_Exercise:_ Work out how many lines of the records contain "year". Answer with the number and nothing else.
- - -
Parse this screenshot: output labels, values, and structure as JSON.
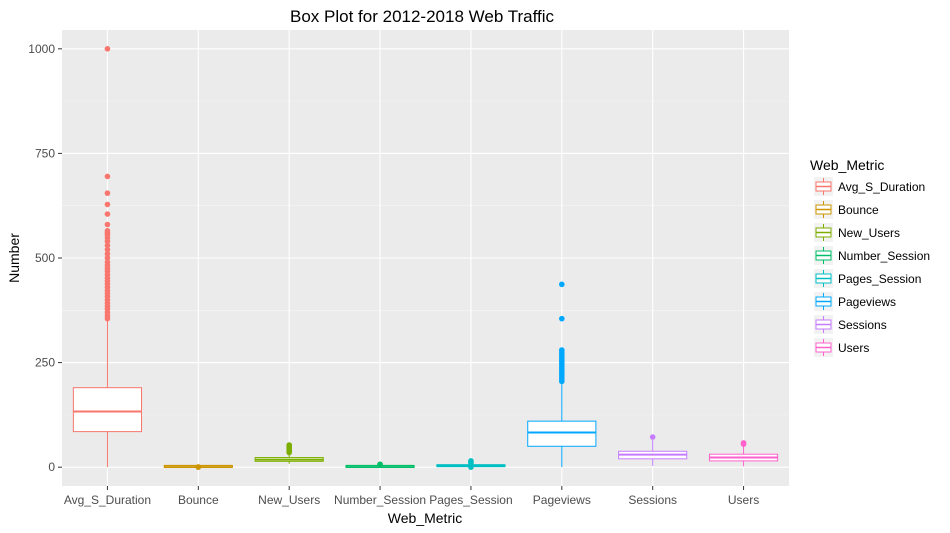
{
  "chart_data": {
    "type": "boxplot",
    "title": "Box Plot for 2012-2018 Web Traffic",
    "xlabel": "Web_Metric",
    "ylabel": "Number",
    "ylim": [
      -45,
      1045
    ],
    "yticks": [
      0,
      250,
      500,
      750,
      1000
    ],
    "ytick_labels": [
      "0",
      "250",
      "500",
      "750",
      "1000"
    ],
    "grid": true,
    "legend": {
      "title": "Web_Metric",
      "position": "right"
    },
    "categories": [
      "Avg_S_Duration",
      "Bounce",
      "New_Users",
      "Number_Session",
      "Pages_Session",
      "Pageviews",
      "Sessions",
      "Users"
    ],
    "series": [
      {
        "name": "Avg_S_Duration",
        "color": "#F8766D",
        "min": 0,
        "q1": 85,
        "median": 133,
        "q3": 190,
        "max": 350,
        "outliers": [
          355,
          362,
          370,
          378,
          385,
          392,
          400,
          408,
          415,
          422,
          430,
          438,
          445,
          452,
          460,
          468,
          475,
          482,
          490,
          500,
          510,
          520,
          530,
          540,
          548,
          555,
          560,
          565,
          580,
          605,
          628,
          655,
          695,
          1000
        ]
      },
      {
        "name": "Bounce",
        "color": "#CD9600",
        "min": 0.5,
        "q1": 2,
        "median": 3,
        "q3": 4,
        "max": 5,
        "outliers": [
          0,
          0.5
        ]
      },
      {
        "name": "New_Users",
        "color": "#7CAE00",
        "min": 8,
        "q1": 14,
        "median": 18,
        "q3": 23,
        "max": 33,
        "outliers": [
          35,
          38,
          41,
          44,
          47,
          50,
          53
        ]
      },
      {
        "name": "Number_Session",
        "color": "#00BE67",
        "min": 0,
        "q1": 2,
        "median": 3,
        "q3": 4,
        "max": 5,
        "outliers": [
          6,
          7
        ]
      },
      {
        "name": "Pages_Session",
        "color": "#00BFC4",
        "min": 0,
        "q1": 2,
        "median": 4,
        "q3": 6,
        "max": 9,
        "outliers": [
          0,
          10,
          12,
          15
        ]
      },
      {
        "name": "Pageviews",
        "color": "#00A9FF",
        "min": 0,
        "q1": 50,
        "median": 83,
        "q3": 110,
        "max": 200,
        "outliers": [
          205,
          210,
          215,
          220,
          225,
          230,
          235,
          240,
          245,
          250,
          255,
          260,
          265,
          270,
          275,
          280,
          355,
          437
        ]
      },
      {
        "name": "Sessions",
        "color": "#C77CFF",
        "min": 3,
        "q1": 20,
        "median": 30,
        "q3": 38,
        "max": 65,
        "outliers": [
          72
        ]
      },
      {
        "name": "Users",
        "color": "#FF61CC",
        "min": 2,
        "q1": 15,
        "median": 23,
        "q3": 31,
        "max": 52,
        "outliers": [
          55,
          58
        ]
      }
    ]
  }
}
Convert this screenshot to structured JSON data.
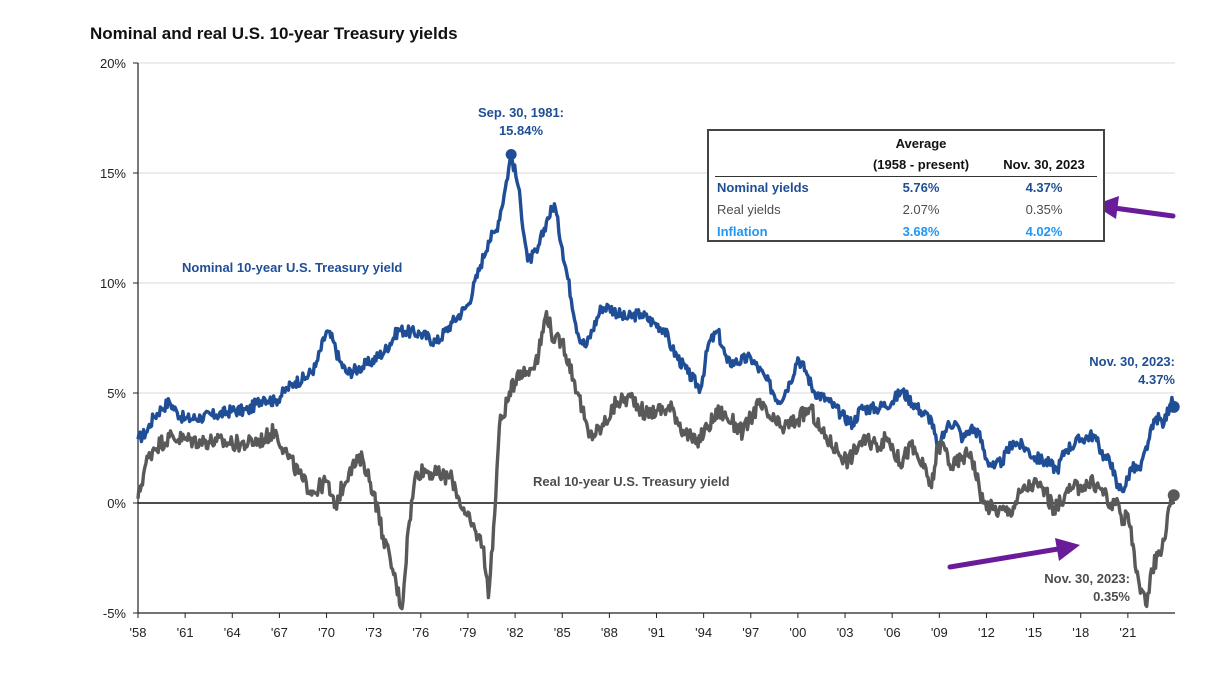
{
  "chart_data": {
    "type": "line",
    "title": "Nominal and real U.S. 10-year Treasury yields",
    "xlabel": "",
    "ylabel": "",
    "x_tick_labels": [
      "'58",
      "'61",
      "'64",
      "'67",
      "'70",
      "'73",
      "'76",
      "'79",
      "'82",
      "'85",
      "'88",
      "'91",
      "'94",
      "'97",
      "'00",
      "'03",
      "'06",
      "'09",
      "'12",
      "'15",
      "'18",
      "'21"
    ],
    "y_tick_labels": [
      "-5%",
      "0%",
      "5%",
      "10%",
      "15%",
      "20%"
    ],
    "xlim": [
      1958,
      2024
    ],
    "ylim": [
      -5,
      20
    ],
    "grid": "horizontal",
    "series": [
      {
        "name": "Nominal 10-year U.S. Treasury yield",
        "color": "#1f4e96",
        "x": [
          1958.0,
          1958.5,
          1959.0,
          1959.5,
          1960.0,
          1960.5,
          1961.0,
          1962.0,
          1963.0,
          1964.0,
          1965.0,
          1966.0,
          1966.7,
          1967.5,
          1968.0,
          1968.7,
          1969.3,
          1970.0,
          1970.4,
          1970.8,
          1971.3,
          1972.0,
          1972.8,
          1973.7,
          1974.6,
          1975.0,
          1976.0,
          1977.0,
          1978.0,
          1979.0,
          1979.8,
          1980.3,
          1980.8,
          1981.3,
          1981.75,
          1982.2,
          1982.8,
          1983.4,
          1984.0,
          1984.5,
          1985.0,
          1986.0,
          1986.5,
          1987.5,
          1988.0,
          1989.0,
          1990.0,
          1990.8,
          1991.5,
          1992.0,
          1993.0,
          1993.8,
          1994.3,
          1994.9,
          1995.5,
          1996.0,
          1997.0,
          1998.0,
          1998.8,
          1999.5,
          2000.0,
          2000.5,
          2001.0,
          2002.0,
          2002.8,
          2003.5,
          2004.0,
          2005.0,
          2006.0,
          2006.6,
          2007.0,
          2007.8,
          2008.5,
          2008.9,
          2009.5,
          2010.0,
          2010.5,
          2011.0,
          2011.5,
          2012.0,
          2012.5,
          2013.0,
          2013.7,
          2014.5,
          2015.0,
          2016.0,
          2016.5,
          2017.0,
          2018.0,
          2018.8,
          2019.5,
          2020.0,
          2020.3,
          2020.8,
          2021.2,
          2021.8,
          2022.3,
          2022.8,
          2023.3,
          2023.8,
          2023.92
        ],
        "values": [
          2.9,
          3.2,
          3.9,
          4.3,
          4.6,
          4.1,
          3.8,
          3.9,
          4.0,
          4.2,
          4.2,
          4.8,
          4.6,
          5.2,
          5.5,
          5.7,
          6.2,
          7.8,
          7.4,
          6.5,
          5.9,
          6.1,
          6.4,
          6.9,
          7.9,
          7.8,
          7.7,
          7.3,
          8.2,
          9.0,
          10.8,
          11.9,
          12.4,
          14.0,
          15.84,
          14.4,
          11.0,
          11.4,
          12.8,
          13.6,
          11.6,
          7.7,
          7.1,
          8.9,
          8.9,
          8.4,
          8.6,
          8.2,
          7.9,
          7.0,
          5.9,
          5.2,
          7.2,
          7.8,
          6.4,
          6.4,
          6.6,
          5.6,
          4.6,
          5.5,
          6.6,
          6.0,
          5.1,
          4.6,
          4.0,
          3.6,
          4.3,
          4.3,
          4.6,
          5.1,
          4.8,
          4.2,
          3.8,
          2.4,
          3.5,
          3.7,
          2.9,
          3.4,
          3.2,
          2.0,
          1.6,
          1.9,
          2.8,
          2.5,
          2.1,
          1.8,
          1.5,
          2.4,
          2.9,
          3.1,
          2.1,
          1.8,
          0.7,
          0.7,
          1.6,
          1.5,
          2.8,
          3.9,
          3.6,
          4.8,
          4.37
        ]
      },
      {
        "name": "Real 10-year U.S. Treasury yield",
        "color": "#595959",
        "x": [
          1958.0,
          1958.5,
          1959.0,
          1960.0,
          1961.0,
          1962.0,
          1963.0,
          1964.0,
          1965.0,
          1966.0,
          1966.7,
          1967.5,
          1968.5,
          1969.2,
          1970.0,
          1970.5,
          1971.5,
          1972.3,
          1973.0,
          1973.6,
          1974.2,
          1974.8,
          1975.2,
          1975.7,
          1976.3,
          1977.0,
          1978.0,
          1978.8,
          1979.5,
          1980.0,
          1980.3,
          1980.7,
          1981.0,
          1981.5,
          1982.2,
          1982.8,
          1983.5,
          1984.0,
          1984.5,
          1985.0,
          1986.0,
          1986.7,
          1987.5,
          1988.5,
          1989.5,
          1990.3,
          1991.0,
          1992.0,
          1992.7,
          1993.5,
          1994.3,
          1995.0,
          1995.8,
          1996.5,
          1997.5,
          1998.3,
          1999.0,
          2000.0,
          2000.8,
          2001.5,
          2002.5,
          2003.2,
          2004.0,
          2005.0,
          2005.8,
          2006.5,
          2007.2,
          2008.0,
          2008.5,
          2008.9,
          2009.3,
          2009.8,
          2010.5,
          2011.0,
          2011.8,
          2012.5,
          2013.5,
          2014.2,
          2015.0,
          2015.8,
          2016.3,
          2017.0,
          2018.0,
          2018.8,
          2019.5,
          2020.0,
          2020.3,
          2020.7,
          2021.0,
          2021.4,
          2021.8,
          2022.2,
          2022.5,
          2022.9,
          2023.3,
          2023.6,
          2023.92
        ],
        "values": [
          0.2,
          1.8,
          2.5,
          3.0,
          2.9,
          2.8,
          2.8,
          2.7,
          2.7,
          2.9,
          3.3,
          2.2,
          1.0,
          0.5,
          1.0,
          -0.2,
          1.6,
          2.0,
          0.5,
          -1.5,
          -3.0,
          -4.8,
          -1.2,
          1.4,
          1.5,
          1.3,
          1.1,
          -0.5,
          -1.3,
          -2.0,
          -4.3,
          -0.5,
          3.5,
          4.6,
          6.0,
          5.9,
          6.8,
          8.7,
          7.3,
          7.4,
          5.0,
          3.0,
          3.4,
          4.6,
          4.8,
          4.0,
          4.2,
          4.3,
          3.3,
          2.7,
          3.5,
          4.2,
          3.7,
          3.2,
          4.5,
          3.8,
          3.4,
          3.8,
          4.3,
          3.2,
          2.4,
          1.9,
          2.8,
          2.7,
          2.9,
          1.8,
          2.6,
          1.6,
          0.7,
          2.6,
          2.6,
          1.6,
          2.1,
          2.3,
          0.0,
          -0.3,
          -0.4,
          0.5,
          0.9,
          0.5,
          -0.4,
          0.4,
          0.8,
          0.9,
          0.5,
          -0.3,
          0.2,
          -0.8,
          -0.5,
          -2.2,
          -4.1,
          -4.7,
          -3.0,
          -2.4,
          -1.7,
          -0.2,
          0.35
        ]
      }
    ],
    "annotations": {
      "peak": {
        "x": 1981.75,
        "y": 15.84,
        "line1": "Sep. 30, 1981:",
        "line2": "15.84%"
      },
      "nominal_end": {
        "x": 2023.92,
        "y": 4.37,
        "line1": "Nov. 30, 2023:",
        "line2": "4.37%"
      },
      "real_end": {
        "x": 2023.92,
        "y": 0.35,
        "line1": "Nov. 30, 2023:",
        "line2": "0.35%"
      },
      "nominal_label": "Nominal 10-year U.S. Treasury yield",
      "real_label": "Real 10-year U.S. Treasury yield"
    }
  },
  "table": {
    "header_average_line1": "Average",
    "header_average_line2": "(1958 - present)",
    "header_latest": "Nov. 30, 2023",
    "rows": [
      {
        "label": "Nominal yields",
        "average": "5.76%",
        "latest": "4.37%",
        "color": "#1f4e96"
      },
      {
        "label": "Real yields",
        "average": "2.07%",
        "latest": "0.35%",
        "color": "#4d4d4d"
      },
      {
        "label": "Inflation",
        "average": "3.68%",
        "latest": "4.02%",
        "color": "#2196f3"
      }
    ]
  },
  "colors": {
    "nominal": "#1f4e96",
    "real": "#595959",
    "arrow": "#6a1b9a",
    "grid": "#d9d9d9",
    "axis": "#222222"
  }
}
- - -
_Completed exercise:_ 5